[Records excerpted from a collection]
* * * * *

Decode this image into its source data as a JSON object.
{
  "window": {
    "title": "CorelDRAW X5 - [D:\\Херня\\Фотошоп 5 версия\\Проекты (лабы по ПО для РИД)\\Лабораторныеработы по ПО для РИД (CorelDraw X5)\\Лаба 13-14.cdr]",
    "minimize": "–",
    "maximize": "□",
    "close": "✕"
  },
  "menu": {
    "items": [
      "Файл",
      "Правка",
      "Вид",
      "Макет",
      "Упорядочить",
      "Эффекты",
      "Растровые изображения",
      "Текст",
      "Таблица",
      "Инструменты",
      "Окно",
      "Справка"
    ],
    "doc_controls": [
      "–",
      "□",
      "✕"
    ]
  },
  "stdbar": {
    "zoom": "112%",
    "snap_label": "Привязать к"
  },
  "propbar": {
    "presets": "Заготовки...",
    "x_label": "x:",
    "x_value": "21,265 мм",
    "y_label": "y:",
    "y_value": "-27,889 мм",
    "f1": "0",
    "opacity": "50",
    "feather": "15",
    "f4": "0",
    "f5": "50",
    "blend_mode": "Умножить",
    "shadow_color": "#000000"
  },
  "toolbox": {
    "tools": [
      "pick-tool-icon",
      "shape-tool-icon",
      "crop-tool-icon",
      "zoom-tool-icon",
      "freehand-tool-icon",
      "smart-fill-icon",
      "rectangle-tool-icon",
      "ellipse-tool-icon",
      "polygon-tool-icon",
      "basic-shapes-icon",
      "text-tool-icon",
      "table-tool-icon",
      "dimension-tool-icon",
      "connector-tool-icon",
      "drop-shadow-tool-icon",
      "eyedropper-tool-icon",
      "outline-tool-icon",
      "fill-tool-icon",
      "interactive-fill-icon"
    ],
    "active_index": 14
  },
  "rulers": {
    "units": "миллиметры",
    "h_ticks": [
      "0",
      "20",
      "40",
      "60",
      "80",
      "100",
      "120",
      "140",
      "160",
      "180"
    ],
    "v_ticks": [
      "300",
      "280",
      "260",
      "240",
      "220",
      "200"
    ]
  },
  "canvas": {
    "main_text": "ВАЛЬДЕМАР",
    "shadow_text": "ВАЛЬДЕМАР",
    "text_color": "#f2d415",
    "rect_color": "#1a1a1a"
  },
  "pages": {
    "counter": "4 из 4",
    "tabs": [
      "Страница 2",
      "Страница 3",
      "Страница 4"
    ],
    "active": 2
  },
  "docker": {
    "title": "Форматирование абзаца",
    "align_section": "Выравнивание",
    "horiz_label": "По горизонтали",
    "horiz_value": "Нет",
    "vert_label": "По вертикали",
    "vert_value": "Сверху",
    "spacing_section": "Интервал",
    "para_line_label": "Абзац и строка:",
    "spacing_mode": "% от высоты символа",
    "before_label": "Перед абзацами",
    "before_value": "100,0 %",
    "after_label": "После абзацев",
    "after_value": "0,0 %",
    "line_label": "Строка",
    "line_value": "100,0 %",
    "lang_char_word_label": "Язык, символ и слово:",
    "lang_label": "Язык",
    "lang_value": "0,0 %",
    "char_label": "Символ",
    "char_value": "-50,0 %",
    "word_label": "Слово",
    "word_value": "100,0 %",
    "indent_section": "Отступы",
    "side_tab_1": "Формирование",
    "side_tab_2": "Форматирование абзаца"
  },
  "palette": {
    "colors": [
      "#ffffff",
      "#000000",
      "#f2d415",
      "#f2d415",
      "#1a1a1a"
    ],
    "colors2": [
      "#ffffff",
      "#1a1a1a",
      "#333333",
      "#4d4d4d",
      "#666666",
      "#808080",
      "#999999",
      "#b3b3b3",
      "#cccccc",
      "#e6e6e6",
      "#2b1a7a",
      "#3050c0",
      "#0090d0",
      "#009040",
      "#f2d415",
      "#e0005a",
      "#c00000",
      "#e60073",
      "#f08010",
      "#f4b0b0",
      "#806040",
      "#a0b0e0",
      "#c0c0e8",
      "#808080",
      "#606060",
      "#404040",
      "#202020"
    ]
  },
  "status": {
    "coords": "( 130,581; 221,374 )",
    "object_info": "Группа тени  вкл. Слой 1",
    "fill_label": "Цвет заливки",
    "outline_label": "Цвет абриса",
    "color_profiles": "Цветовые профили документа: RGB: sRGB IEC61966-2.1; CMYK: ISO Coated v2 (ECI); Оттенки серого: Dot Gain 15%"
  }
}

* * * * *

Task objective
Reproduce the material exactly, with every line intact.

Correct result
Decode this image into its source data as a JSON object.
{
  "window": {
    "title": "CorelDRAW X5 - [D:\\Херня\\Фотошоп 5 версия\\Проекты (лабы по ПО для РИД)\\Лабораторныеработы по ПО для РИД (CorelDraw X5)\\Лаба 13-14.cdr]",
    "minimize": "–",
    "maximize": "□",
    "close": "✕"
  },
  "menu": {
    "items": [
      "Файл",
      "Правка",
      "Вид",
      "Макет",
      "Упорядочить",
      "Эффекты",
      "Растровые изображения",
      "Текст",
      "Таблица",
      "Инструменты",
      "Окно",
      "Справка"
    ],
    "doc_controls": [
      "–",
      "□",
      "✕"
    ]
  },
  "stdbar": {
    "zoom": "112%",
    "snap_label": "Привязать к"
  },
  "propbar": {
    "presets": "Заготовки...",
    "x_label": "x:",
    "x_value": "21,265 мм",
    "y_label": "y:",
    "y_value": "-27,889 мм",
    "f1": "0",
    "opacity": "50",
    "feather": "15",
    "f4": "0",
    "f5": "50",
    "blend_mode": "Умножить",
    "shadow_color": "#000000"
  },
  "toolbox": {
    "tools": [
      "pick-tool-icon",
      "shape-tool-icon",
      "crop-tool-icon",
      "zoom-tool-icon",
      "freehand-tool-icon",
      "smart-fill-icon",
      "rectangle-tool-icon",
      "ellipse-tool-icon",
      "polygon-tool-icon",
      "basic-shapes-icon",
      "text-tool-icon",
      "table-tool-icon",
      "dimension-tool-icon",
      "connector-tool-icon",
      "drop-shadow-tool-icon",
      "eyedropper-tool-icon",
      "outline-tool-icon",
      "fill-tool-icon",
      "interactive-fill-icon"
    ],
    "active_index": 14
  },
  "rulers": {
    "units": "миллиметры",
    "h_ticks": [
      "0",
      "20",
      "40",
      "60",
      "80",
      "100",
      "120",
      "140",
      "160",
      "180"
    ],
    "v_ticks": [
      "300",
      "280",
      "260",
      "240",
      "220",
      "200"
    ]
  },
  "canvas": {
    "main_text": "ВАЛЬДЕМАР",
    "shadow_text": "ВАЛЬДЕМАР",
    "text_color": "#f2d415",
    "rect_color": "#1a1a1a"
  },
  "pages": {
    "counter": "4 из 4",
    "tabs": [
      "Страница 2",
      "Страница 3",
      "Страница 4"
    ],
    "active": 2
  },
  "docker": {
    "title": "Форматирование абзаца",
    "align_section": "Выравнивание",
    "horiz_label": "По горизонтали",
    "horiz_value": "Нет",
    "vert_label": "По вертикали",
    "vert_value": "Сверху",
    "spacing_section": "Интервал",
    "para_line_label": "Абзац и строка:",
    "spacing_mode": "% от высоты символа",
    "before_label": "Перед абзацами",
    "before_value": "100,0 %",
    "after_label": "После абзацев",
    "after_value": "0,0 %",
    "line_label": "Строка",
    "line_value": "100,0 %",
    "lang_char_word_label": "Язык, символ и слово:",
    "lang_label": "Язык",
    "lang_value": "0,0 %",
    "char_label": "Символ",
    "char_value": "-50,0 %",
    "word_label": "Слово",
    "word_value": "100,0 %",
    "indent_section": "Отступы",
    "side_tab_1": "Формирование",
    "side_tab_2": "Форматирование абзаца"
  },
  "palette": {
    "colors": [
      "#ffffff",
      "#000000",
      "#f2d415",
      "#f2d415",
      "#1a1a1a"
    ],
    "colors2": [
      "#ffffff",
      "#1a1a1a",
      "#333333",
      "#4d4d4d",
      "#666666",
      "#808080",
      "#999999",
      "#b3b3b3",
      "#cccccc",
      "#e6e6e6",
      "#2b1a7a",
      "#3050c0",
      "#0090d0",
      "#009040",
      "#f2d415",
      "#e0005a",
      "#c00000",
      "#e60073",
      "#f08010",
      "#f4b0b0",
      "#806040",
      "#a0b0e0",
      "#c0c0e8",
      "#808080",
      "#606060",
      "#404040",
      "#202020"
    ]
  },
  "status": {
    "coords": "( 130,581; 221,374 )",
    "object_info": "Группа тени  вкл. Слой 1",
    "fill_label": "Цвет заливки",
    "outline_label": "Цвет абриса",
    "color_profiles": "Цветовые профили документа: RGB: sRGB IEC61966-2.1; CMYK: ISO Coated v2 (ECI); Оттенки серого: Dot Gain 15%"
  }
}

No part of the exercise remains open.